* **RECORDS FOR THE TASK**
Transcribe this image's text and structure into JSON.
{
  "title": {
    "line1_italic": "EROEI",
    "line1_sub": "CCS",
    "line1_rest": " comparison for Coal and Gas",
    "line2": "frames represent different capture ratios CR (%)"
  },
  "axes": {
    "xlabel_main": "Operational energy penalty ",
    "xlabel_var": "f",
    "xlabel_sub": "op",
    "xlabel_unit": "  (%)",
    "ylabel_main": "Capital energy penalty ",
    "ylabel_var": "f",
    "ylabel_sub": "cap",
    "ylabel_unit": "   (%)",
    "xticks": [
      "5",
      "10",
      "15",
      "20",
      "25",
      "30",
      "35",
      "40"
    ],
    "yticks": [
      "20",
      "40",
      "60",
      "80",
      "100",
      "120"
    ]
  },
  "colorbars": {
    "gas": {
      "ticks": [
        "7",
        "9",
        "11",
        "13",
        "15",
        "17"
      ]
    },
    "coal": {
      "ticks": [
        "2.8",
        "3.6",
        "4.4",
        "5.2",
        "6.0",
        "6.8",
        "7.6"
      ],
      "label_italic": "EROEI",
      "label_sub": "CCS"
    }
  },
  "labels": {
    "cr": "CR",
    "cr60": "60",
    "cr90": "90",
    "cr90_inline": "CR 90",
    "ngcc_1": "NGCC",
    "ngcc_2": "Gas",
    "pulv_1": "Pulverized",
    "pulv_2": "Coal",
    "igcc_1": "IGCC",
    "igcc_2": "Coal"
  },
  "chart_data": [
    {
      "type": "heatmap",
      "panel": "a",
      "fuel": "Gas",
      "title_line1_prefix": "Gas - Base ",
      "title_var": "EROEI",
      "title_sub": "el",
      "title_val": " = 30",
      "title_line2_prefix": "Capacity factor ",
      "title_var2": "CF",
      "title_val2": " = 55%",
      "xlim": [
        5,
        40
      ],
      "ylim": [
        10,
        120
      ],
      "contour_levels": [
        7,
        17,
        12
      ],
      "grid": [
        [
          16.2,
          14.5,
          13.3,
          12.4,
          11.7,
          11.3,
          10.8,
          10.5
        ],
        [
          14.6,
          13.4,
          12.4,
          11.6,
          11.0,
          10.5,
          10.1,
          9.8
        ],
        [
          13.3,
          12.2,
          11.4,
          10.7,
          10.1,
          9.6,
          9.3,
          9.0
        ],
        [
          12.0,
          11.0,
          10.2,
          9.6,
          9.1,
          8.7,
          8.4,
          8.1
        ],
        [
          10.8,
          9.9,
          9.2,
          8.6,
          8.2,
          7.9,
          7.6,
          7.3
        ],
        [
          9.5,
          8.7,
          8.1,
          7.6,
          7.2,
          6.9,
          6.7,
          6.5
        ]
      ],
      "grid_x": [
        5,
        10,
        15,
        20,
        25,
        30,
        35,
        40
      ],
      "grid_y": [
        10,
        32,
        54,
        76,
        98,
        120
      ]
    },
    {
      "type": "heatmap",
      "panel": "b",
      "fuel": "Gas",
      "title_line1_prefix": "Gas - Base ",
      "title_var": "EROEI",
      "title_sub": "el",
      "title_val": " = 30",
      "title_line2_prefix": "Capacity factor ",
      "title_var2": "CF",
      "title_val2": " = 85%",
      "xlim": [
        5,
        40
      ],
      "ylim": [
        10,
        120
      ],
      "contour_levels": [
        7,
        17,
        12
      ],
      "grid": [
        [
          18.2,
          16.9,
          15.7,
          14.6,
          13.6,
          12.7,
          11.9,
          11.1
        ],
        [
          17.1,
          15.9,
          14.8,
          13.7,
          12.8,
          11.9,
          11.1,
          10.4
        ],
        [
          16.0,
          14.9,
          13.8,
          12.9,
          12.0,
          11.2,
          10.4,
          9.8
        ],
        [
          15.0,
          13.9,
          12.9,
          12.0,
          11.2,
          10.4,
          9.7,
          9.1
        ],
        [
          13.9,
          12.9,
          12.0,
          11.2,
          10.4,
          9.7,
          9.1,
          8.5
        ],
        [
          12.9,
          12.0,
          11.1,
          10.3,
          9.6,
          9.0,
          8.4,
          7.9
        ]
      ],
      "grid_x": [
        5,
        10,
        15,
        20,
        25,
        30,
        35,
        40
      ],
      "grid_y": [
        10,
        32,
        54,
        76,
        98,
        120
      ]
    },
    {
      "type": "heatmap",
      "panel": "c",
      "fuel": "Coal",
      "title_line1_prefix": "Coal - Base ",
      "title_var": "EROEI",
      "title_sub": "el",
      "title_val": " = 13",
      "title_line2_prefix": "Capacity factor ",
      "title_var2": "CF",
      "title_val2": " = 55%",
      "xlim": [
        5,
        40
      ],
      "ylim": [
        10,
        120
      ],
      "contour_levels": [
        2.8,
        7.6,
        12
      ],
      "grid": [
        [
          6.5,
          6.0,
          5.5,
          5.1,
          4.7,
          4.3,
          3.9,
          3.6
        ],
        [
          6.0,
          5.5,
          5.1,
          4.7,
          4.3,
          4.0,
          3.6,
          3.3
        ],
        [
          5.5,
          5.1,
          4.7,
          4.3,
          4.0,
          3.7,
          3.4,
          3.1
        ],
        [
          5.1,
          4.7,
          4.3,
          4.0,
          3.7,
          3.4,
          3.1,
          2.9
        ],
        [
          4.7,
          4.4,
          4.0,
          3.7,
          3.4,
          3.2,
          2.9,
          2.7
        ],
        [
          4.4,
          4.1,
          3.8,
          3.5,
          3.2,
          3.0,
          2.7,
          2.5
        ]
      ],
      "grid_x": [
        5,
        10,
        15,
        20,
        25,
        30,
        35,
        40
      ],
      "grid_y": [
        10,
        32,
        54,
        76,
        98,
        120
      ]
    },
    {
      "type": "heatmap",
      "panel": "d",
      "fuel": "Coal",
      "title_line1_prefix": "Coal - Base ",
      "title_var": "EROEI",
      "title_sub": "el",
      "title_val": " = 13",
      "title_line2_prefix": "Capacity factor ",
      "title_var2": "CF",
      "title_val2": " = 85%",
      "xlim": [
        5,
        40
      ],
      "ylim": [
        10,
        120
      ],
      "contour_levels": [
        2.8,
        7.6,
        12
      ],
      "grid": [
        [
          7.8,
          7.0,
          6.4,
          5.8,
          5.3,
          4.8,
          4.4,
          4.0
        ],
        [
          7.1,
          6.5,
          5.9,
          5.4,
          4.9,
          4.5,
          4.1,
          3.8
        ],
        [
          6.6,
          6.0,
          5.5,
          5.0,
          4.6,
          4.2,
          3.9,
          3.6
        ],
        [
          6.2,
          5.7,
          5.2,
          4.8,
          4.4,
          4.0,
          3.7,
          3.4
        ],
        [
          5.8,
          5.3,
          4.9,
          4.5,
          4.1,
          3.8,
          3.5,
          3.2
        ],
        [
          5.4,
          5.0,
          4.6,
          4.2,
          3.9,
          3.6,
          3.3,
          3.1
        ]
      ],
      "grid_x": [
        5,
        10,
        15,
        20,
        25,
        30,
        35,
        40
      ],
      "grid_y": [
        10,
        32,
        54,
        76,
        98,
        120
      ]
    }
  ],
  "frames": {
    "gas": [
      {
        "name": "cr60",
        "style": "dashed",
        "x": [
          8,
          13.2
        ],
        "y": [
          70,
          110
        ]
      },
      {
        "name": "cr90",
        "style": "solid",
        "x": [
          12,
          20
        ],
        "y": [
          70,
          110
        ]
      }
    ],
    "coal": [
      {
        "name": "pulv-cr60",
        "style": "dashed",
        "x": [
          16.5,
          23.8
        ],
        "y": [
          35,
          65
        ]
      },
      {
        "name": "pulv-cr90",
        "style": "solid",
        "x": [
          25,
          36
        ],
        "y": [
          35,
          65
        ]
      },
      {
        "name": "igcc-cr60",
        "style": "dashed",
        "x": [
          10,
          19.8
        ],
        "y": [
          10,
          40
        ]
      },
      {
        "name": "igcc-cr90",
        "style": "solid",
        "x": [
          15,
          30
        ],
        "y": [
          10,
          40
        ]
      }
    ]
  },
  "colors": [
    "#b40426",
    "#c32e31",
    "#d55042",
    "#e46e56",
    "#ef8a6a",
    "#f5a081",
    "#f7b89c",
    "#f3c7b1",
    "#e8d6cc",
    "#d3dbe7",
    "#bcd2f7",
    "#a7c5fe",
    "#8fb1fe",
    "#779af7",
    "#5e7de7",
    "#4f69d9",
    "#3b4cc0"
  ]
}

* **EXERCISE**
Pick out each line containing "frames" and report it.

* **THE RESULT**
    "line2": "frames represent different capture ratios CR (%)"
  "frames": {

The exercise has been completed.